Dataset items
○ ○ ○ ○ ○ ○ ○

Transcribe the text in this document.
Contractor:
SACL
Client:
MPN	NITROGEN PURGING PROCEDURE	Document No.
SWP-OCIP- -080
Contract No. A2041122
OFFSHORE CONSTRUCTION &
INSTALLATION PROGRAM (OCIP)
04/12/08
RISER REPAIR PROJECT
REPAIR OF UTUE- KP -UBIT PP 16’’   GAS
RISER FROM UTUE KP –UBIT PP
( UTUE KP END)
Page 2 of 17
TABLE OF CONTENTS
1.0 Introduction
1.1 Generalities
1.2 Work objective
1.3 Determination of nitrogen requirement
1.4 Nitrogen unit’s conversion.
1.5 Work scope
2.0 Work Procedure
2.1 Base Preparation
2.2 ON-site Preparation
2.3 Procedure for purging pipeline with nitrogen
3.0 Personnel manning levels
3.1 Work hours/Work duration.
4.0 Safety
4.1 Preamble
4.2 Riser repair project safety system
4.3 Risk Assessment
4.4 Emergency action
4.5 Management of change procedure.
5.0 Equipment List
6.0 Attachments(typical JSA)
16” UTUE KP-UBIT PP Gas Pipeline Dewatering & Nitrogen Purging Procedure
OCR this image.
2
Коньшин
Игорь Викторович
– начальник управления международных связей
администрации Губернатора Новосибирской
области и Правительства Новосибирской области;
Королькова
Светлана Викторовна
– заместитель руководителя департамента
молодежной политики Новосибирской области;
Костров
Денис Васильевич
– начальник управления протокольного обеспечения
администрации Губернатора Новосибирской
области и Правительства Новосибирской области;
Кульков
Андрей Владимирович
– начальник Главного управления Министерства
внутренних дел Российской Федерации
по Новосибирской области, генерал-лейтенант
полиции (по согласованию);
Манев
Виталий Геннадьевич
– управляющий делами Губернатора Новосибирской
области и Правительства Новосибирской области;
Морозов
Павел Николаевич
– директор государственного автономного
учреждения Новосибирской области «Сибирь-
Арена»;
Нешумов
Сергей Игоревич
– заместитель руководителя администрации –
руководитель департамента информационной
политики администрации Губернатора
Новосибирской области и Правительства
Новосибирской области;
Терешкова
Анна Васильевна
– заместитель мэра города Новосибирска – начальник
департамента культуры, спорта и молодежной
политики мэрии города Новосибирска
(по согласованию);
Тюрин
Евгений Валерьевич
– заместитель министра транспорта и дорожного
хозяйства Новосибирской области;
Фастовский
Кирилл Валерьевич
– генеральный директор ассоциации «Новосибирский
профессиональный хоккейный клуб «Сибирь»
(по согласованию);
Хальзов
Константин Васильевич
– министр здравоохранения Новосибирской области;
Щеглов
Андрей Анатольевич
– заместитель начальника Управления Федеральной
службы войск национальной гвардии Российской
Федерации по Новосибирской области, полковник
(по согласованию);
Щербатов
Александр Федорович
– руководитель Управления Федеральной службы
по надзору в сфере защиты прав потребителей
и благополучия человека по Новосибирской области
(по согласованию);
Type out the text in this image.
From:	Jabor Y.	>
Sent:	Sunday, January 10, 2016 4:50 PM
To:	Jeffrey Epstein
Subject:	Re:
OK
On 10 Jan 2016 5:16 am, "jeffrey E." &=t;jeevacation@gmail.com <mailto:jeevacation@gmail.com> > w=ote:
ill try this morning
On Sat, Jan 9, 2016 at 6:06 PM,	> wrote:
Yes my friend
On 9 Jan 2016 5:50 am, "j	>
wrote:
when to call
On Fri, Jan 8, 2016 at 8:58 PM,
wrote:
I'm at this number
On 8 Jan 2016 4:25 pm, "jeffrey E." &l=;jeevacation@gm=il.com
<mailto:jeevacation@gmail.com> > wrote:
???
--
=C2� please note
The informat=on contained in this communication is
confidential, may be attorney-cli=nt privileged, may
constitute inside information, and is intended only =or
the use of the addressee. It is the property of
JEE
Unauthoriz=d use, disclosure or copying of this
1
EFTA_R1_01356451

○ ○ ○ ○ ○ ○ ○

Pick out the lines that have the word "администрации". Copy them all.

администрации Губернатора Новосибирской
администрации Губернатора Новосибирской
– заместитель руководителя администрации –
политики администрации Губернатора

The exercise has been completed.